# Start of Input rows

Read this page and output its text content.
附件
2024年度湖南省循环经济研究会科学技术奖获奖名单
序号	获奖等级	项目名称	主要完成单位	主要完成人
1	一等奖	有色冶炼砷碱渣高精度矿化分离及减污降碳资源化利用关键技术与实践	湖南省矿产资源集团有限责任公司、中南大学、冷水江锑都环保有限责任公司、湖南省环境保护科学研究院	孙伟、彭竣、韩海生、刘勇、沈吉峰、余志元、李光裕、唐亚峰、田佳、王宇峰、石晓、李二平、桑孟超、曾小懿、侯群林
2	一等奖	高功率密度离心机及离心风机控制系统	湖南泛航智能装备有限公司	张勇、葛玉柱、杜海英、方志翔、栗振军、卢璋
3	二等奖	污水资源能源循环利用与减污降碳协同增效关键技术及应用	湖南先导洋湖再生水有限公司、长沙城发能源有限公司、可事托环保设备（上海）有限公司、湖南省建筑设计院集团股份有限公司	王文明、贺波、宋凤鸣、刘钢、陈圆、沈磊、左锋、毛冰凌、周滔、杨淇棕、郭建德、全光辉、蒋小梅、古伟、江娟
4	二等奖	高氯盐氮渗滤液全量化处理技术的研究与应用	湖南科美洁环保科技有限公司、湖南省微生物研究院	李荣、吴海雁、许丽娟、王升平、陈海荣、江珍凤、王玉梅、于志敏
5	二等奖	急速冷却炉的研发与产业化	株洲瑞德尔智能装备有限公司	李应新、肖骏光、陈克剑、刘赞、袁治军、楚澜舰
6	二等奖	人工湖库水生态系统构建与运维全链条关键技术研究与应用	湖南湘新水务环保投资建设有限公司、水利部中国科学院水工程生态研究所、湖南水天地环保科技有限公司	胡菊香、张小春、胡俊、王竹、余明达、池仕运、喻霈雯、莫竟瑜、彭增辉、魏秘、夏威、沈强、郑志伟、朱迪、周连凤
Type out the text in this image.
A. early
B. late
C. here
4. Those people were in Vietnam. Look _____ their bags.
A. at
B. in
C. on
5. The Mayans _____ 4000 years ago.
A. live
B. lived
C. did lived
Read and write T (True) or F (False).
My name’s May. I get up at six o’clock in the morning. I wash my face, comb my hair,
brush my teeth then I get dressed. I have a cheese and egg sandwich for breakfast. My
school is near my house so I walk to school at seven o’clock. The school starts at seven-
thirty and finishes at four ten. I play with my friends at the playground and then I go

# End of Input rows

■ **Written instruction**
What is the number of lines in the listing that include the word "text"? Give that number and nothing else.

■ **Answer to this exercise**
2